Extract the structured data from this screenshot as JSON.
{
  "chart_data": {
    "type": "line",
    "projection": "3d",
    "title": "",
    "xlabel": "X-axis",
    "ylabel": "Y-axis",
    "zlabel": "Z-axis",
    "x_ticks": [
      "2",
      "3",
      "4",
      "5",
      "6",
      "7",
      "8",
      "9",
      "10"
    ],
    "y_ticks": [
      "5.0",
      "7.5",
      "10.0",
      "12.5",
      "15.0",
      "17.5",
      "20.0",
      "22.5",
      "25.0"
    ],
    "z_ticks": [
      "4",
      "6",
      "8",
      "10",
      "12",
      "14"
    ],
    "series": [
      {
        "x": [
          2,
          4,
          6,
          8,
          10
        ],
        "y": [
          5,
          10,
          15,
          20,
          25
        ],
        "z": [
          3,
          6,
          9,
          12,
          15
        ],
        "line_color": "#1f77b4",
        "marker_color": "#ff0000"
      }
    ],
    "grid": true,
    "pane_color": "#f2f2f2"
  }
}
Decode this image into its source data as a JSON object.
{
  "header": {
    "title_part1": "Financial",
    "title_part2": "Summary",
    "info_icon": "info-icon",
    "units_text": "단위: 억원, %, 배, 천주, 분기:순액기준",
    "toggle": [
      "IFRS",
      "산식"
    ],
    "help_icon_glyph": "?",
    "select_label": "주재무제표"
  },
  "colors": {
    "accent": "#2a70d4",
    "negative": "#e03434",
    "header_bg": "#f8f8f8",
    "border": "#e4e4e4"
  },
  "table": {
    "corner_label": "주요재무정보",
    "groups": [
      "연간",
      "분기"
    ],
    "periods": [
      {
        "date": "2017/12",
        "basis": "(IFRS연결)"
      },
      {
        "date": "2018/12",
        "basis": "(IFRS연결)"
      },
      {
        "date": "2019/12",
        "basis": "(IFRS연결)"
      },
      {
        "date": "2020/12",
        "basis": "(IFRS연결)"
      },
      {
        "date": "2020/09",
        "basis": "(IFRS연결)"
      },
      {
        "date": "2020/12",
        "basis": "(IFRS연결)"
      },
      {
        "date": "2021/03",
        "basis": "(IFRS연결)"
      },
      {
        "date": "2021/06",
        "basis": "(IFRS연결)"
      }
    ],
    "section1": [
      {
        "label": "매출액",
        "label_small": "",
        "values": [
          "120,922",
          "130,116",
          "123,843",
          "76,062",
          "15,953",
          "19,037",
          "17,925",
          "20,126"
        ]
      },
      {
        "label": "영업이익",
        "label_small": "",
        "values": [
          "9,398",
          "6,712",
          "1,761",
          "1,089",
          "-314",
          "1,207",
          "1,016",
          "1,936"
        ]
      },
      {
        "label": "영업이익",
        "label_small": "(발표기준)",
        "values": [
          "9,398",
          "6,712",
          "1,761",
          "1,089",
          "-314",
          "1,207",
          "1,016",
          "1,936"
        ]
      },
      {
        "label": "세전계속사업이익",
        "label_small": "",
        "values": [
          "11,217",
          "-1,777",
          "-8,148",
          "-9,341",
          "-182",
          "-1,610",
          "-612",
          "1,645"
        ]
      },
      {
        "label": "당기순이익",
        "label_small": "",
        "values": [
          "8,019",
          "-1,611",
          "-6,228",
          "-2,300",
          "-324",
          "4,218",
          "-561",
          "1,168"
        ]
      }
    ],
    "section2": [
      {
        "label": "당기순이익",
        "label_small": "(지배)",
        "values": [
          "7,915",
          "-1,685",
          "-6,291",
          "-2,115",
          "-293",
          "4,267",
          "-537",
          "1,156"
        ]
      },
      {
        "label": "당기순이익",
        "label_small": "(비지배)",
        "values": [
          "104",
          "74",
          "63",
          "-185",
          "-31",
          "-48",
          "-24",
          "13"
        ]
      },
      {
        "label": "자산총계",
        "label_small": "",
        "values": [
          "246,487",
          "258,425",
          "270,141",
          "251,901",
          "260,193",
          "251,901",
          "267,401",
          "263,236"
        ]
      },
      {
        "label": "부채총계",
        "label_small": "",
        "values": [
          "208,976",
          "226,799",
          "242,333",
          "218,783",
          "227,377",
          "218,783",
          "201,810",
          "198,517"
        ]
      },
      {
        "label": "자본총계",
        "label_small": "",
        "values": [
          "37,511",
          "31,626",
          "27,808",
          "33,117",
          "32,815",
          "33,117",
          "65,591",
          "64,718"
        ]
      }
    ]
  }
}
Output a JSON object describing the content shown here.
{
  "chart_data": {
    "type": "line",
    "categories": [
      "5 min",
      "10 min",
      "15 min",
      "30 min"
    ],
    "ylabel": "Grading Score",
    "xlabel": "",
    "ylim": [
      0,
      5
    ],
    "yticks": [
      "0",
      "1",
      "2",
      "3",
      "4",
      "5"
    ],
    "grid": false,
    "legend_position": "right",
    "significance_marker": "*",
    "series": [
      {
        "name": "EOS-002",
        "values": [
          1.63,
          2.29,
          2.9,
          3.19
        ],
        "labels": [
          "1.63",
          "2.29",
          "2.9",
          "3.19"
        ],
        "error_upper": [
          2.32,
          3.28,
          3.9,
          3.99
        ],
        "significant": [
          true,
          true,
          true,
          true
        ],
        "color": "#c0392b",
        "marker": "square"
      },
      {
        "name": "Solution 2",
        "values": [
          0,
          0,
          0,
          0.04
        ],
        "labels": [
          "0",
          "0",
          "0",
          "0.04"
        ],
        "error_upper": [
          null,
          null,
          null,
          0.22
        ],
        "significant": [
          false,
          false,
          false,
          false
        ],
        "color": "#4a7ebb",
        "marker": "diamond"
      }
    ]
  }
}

---*---

Find the string "JSON" in the entries above and return each line that holds it.

▸ THE RESPONSE:
Extract the structured data from this screenshot as JSON.
Decode this image into its source data as a JSON object.
Output a JSON object describing the content shown here.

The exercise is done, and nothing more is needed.